_Set exercise_: Of all the lines in the data below, how many contain "woman"? Report that number alone.

-------

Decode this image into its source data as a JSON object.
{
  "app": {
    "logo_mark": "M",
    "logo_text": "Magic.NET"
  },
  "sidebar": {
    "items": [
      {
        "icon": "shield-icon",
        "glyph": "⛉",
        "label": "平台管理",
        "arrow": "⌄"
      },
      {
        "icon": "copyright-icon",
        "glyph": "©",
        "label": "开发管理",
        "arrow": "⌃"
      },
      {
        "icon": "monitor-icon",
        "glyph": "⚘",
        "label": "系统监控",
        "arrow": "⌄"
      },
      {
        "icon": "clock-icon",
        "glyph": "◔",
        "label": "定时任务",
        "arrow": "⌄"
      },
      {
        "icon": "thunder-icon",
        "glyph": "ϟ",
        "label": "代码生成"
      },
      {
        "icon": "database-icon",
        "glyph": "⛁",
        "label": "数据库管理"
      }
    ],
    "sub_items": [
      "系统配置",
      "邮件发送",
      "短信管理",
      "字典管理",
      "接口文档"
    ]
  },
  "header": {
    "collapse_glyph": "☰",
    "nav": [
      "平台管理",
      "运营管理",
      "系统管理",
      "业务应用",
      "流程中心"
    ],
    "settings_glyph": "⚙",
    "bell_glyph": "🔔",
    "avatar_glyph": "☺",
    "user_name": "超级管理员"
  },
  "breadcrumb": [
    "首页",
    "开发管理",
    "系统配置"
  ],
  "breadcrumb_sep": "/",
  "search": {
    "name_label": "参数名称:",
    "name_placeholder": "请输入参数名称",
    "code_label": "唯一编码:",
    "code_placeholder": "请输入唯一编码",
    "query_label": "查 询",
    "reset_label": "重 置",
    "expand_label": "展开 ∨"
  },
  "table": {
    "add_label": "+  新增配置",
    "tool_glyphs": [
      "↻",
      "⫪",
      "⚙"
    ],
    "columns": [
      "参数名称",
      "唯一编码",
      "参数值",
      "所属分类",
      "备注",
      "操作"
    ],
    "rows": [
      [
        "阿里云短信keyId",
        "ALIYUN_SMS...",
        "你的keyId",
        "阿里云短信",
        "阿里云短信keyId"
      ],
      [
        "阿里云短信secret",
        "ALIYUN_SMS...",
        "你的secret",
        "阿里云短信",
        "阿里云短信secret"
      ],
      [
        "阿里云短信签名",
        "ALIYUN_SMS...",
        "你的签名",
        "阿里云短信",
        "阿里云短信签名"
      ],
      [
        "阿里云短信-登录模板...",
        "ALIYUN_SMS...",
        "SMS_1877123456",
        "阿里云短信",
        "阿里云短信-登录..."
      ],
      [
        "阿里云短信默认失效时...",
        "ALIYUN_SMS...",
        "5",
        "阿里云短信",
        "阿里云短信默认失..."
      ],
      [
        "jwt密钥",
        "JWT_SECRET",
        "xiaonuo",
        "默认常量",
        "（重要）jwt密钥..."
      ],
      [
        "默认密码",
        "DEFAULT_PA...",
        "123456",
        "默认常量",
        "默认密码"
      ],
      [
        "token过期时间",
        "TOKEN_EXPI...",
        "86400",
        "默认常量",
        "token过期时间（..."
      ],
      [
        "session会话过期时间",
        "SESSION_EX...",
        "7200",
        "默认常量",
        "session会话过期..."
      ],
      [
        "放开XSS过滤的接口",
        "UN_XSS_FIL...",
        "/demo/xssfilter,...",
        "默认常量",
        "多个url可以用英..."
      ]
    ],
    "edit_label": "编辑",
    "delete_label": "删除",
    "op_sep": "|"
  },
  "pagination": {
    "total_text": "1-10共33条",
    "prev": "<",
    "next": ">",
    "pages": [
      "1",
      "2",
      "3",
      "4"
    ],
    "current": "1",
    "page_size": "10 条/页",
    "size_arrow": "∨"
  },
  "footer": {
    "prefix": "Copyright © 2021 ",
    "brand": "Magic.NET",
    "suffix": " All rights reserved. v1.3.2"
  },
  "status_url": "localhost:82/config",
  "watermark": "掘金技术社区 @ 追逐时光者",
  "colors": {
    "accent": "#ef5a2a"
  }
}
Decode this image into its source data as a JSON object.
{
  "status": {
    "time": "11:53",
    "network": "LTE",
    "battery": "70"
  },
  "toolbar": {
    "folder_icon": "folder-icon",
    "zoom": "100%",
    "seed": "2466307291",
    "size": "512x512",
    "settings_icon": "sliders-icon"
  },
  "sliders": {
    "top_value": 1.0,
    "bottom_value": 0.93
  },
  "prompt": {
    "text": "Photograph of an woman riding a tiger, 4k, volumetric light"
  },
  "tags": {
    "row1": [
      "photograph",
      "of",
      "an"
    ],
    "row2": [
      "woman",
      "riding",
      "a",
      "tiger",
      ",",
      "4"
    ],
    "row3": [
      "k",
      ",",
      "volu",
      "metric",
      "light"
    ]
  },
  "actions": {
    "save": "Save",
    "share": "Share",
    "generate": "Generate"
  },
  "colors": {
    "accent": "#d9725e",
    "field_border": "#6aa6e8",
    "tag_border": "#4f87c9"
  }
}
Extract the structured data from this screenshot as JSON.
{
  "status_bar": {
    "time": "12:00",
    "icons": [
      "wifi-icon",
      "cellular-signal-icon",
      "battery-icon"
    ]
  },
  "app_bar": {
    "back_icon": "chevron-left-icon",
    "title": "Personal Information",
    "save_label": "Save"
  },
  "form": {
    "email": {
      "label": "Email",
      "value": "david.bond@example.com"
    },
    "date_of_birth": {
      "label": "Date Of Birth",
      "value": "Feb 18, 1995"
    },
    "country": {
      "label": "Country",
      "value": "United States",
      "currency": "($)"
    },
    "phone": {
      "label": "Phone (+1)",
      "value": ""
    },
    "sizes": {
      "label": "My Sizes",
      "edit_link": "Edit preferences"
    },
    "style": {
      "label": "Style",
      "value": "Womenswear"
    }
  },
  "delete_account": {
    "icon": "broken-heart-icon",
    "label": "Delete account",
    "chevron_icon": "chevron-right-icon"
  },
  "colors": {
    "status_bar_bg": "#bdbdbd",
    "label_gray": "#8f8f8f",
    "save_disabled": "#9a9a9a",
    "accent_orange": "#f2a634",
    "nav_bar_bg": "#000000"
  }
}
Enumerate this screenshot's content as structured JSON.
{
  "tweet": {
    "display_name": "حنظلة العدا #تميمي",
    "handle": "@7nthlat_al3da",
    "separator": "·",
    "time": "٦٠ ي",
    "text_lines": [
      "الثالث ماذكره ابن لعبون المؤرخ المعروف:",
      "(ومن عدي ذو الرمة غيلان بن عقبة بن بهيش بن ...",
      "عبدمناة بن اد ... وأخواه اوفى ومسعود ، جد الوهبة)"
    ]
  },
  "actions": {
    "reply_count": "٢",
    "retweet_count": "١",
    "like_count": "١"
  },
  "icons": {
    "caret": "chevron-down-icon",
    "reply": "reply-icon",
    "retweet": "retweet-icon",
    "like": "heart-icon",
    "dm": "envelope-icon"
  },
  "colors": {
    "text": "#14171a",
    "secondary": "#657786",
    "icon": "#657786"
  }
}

-------

_Answer in full_: 2